* **Work to be completed**:
Drop all images and give the records again exactly.

— begin Exercise input —

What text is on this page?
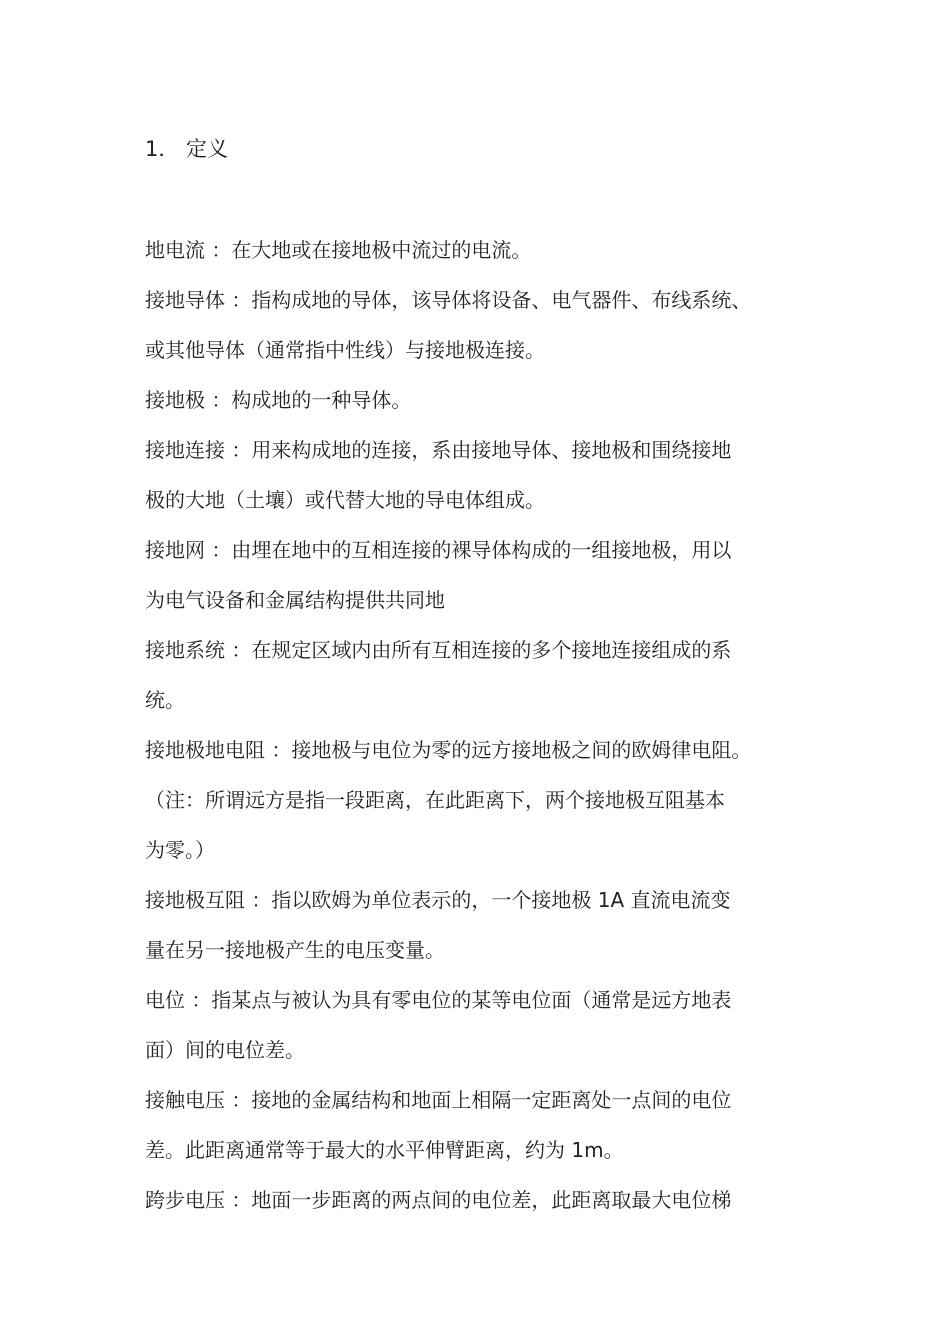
1． 定义
地电流 ：在大地或在接地极中流过的电流。
接地导体 ：指构成地的导体，该导体将设备、电气器件、布线系统、
或其他导体（通常指中性线）与接地极连接。
接地极 ：构成地的一种导体。
接地连接 ：用来构成地的连接，系由接地导体、接地极和围绕接地
极的大地（土壤）或代替大地的导电体组成。
接地网 ：由埋在地中的互相连接的裸导体构成的一组接地极，用以
为电气设备和金属结构提供共同地
接地系统 ：在规定区域内由所有互相连接的多个接地连接组成的系
统。
接地极地电阻 ：接地极与电位为零的远方接地极之间的欧姆律电阻。
（注：所谓远方是指一段距离，在此距离下，两个接地极互阻基本
为零。）
接地极互阻 ：指以欧姆为单位表示的，一个接地极 1A 直流电流变
量在另一接地极产生的电压变量。
电位 ：指某点与被认为具有零电位的某等电位面（通常是远方地表
面）间的电位差。
接触电压 ：接地的金属结构和地面上相隔一定距离处一点间的电位
差。此距离通常等于最大的水平伸臂距离，约为 1m。
跨步电压 ：地面一步距离的两点间的电位差，此距离取最大电位梯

— end Exercise input —

* **Exercise solution**:
What text is on this page?
1． 定义
地电流 ：在大地或在接地极中流过的电流。
接地导体 ：指构成地的导体，该导体将设备、电气器件、布线系统、
或其他导体（通常指中性线）与接地极连接。
接地极 ：构成地的一种导体。
接地连接 ：用来构成地的连接，系由接地导体、接地极和围绕接地
极的大地（土壤）或代替大地的导电体组成。
接地网 ：由埋在地中的互相连接的裸导体构成的一组接地极，用以
为电气设备和金属结构提供共同地
接地系统 ：在规定区域内由所有互相连接的多个接地连接组成的系
统。
接地极地电阻 ：接地极与电位为零的远方接地极之间的欧姆律电阻。
（注：所谓远方是指一段距离，在此距离下，两个接地极互阻基本
为零。）
接地极互阻 ：指以欧姆为单位表示的，一个接地极 1A 直流电流变
量在另一接地极产生的电压变量。
电位 ：指某点与被认为具有零电位的某等电位面（通常是远方地表
面）间的电位差。
接触电压 ：接地的金属结构和地面上相隔一定距离处一点间的电位
差。此距离通常等于最大的水平伸臂距离，约为 1m。
跨步电压 ：地面一步距离的两点间的电位差，此距离取最大电位梯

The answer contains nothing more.